[Stored data entries]

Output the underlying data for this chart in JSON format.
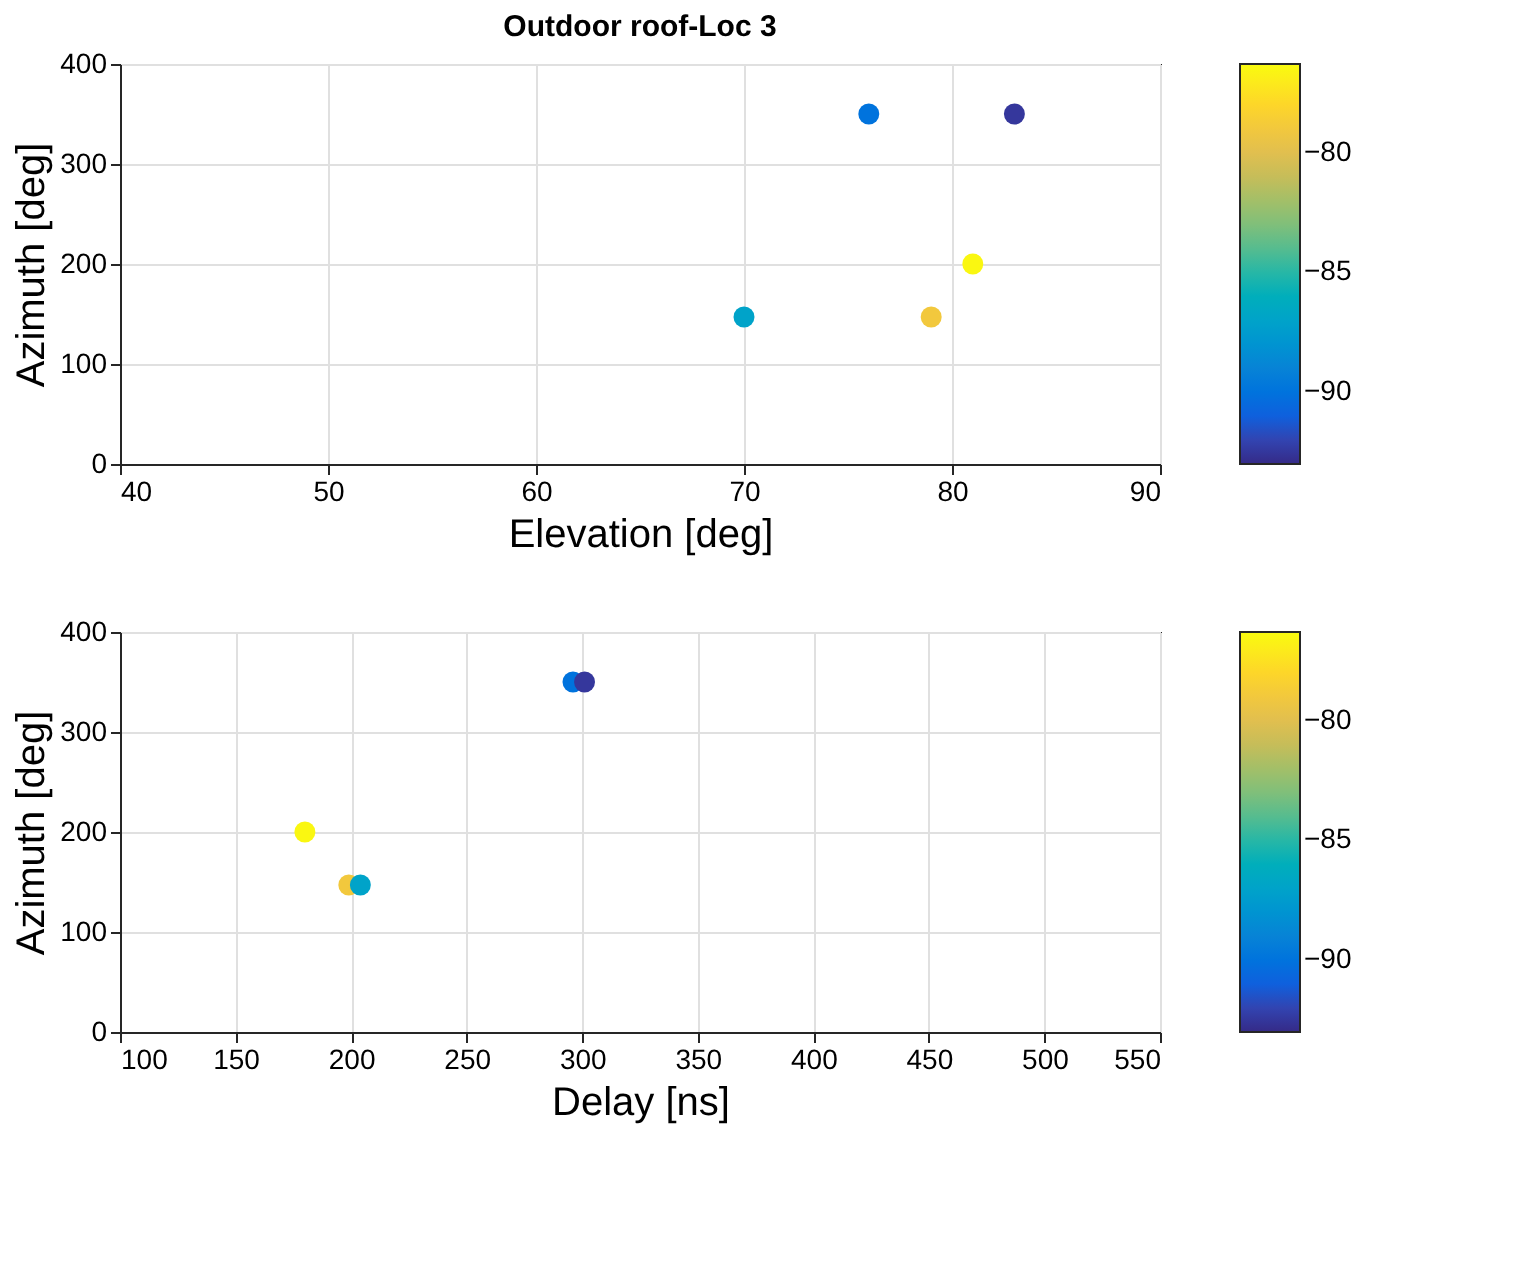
{
  "chart_data": [
    {
      "type": "scatter",
      "title": "Outdoor roof-Loc 3",
      "xlabel": "Elevation [deg]",
      "ylabel": "Azimuth [deg]",
      "marker": "circle",
      "grid": true,
      "x": [
        76,
        83,
        81,
        79,
        70
      ],
      "values": [
        350,
        350,
        200,
        147,
        147
      ],
      "cvalues": [
        -90,
        -92.5,
        -76.5,
        -79,
        -87
      ],
      "clim": [
        -93,
        -76.3
      ],
      "cticks": [
        -80,
        -85,
        -90
      ],
      "xlim": [
        40,
        90
      ],
      "xticks": [
        40,
        50,
        60,
        70,
        80,
        90
      ],
      "ylim": [
        0,
        400
      ],
      "yticks": [
        0,
        100,
        200,
        300,
        400
      ]
    },
    {
      "type": "scatter",
      "xlabel": "Delay [ns]",
      "ylabel": "Azimuth [deg]",
      "marker": "circle",
      "grid": true,
      "x": [
        296,
        301,
        180,
        199,
        204
      ],
      "values": [
        350,
        350,
        200,
        147,
        147
      ],
      "cvalues": [
        -90,
        -92.5,
        -76.5,
        -79,
        -87
      ],
      "clim": [
        -93,
        -76.3
      ],
      "cticks": [
        -80,
        -85,
        -90
      ],
      "xlim": [
        100,
        550
      ],
      "xticks": [
        100,
        150,
        200,
        250,
        300,
        350,
        400,
        450,
        500,
        550
      ],
      "ylim": [
        0,
        400
      ],
      "yticks": [
        0,
        100,
        200,
        300,
        400
      ]
    }
  ]
}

### Task details
Copy the whole of the material above exactly, but not its images.

### Answer for the task
Output the underlying data for this chart in JSON format.
{
  "chart_data": [
    {
      "type": "scatter",
      "title": "Outdoor roof-Loc 3",
      "xlabel": "Elevation [deg]",
      "ylabel": "Azimuth [deg]",
      "marker": "circle",
      "grid": true,
      "x": [
        76,
        83,
        81,
        79,
        70
      ],
      "values": [
        350,
        350,
        200,
        147,
        147
      ],
      "cvalues": [
        -90,
        -92.5,
        -76.5,
        -79,
        -87
      ],
      "clim": [
        -93,
        -76.3
      ],
      "cticks": [
        -80,
        -85,
        -90
      ],
      "xlim": [
        40,
        90
      ],
      "xticks": [
        40,
        50,
        60,
        70,
        80,
        90
      ],
      "ylim": [
        0,
        400
      ],
      "yticks": [
        0,
        100,
        200,
        300,
        400
      ]
    },
    {
      "type": "scatter",
      "xlabel": "Delay [ns]",
      "ylabel": "Azimuth [deg]",
      "marker": "circle",
      "grid": true,
      "x": [
        296,
        301,
        180,
        199,
        204
      ],
      "values": [
        350,
        350,
        200,
        147,
        147
      ],
      "cvalues": [
        -90,
        -92.5,
        -76.5,
        -79,
        -87
      ],
      "clim": [
        -93,
        -76.3
      ],
      "cticks": [
        -80,
        -85,
        -90
      ],
      "xlim": [
        100,
        550
      ],
      "xticks": [
        100,
        150,
        200,
        250,
        300,
        350,
        400,
        450,
        500,
        550
      ],
      "ylim": [
        0,
        400
      ],
      "yticks": [
        0,
        100,
        200,
        300,
        400
      ]
    }
  ]
}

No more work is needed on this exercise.